Reply with one number: the count of lines in the data that hold the string "ABDF".

> RECORD EXTRACTS

--------------------------------------------------

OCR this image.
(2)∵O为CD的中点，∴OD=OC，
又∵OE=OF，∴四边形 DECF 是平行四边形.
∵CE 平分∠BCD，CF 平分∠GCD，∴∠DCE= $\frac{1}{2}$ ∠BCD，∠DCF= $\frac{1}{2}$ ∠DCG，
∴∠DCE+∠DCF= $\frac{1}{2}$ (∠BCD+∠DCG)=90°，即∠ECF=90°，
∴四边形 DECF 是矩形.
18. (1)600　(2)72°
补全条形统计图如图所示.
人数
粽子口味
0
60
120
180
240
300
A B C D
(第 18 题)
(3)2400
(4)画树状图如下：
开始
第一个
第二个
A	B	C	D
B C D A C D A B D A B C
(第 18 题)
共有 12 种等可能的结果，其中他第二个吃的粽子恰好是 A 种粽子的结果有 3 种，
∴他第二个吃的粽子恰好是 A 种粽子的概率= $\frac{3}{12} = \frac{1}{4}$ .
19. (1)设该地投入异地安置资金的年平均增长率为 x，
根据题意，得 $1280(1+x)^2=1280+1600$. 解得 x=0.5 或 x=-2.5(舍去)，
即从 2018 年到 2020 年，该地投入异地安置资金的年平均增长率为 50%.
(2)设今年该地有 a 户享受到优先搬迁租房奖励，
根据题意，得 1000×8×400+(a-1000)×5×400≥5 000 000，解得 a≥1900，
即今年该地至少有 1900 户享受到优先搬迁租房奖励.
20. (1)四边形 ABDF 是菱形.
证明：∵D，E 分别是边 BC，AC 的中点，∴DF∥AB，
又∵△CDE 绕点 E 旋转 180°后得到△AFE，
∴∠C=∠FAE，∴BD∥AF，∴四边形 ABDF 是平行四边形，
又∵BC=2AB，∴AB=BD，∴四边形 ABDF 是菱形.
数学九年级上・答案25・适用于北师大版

--------------------------------------------------

> WRITTEN ANSWER
3